Extracted records

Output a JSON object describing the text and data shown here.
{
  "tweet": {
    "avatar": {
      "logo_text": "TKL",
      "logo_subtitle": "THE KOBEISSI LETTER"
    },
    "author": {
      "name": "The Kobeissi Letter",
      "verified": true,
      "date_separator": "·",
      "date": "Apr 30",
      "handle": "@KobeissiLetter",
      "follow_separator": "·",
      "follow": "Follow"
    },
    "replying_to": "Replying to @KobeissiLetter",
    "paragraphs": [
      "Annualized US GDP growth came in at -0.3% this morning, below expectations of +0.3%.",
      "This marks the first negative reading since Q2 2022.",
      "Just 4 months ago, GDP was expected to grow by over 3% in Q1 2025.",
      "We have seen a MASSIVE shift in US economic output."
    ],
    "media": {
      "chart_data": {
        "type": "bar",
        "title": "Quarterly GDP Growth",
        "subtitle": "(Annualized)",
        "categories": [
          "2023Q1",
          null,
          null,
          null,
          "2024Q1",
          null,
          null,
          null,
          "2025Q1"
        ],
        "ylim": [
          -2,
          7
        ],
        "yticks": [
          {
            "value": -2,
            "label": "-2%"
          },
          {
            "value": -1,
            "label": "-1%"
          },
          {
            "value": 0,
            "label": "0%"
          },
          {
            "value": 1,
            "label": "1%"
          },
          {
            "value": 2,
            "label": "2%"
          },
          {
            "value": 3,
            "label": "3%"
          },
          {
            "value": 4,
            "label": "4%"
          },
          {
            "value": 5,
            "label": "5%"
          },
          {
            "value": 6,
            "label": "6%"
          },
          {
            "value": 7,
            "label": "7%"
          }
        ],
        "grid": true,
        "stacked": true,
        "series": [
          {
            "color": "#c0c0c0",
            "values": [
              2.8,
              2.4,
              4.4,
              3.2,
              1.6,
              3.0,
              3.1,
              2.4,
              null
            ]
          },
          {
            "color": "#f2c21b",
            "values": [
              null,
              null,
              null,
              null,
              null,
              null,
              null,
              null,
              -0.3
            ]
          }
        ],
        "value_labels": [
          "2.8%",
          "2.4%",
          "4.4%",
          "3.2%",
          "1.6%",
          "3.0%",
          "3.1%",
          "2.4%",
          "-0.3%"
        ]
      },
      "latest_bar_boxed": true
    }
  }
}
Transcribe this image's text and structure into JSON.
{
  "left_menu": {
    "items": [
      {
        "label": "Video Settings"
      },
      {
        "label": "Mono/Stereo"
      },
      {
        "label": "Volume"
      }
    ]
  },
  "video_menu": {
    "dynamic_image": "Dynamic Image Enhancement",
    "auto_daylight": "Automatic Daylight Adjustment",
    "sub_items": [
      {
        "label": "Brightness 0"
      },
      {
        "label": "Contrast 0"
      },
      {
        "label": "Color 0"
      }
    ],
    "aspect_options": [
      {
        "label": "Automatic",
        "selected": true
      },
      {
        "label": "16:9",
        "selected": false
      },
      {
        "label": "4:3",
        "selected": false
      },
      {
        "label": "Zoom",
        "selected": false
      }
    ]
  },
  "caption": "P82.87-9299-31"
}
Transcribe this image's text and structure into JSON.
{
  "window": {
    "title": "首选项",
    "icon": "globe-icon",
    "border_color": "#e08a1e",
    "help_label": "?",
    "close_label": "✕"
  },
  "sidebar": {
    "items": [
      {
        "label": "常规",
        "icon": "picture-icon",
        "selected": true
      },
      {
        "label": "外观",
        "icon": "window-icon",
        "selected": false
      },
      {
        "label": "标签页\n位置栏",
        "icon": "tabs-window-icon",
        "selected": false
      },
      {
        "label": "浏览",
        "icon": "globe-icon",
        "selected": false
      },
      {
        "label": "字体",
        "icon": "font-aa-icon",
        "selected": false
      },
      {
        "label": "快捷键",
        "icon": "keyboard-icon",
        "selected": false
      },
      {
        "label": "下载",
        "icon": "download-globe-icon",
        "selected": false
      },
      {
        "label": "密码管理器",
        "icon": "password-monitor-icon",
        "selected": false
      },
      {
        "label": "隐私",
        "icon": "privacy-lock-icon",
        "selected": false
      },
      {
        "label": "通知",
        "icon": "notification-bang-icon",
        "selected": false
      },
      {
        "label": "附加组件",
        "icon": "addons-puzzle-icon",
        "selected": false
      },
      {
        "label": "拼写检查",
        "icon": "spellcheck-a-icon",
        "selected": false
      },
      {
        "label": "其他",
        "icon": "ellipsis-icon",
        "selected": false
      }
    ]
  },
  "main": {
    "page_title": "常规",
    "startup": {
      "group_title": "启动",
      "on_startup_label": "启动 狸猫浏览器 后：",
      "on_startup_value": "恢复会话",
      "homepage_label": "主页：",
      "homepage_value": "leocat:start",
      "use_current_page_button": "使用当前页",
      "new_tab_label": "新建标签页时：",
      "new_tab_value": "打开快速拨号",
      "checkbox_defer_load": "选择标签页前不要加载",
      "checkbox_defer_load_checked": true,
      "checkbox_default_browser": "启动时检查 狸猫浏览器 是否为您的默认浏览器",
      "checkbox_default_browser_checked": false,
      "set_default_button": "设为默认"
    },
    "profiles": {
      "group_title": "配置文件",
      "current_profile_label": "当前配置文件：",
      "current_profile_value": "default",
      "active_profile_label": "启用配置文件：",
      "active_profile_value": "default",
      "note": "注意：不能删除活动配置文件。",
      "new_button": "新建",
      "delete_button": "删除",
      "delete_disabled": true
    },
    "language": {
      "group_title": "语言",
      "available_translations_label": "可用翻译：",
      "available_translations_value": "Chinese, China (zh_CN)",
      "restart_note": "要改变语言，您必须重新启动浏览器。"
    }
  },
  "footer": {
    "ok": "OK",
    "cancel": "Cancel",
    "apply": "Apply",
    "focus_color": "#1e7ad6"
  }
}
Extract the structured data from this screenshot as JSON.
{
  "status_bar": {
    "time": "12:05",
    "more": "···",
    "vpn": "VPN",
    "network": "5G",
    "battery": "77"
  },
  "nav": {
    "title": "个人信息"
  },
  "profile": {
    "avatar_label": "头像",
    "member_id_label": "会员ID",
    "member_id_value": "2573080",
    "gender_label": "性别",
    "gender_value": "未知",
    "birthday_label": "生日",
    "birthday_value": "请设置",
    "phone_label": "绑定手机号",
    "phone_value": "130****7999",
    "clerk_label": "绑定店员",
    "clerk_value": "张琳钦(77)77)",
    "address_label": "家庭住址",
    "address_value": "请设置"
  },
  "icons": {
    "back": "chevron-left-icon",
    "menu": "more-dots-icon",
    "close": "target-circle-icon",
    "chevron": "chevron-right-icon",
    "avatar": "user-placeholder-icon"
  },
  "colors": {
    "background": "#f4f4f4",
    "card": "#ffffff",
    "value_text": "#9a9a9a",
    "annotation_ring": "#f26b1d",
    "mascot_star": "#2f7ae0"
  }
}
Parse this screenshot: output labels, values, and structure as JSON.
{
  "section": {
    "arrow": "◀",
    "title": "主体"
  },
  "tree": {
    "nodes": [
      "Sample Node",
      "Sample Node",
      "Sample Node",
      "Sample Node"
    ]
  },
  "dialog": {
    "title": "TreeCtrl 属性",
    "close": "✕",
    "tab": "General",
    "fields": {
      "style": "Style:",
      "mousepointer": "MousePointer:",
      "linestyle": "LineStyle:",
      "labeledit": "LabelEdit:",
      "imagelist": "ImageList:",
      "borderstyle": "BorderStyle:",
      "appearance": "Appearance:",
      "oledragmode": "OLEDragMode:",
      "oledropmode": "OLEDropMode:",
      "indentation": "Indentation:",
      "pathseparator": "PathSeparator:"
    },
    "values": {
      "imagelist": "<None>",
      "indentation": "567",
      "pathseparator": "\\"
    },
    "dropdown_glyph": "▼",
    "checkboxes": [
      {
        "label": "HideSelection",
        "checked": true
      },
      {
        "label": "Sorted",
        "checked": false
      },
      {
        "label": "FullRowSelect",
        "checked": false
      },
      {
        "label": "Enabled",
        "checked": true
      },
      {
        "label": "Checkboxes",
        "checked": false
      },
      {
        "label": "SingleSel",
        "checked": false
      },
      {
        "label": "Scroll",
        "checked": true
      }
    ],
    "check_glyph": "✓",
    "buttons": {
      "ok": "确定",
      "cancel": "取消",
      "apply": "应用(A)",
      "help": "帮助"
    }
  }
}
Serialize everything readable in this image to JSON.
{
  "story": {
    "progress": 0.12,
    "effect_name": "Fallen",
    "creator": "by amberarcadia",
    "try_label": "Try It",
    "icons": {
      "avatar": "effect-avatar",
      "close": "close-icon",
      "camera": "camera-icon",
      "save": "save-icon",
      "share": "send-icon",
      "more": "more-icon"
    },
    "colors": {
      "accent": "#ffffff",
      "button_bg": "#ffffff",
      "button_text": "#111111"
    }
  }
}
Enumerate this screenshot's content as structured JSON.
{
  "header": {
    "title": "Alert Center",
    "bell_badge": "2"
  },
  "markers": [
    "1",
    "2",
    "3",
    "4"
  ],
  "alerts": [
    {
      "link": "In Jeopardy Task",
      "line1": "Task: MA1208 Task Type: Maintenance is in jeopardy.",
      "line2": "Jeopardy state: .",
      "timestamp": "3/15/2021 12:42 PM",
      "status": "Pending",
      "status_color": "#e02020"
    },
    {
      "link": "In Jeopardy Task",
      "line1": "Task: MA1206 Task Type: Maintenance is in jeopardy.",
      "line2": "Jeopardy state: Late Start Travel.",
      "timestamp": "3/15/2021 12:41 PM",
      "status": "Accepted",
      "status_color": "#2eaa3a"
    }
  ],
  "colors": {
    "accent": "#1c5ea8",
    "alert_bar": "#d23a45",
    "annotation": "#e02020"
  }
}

Problem statement
Tally the lines of the records holding the word "screenshot", then state only the tally.

The completed task
3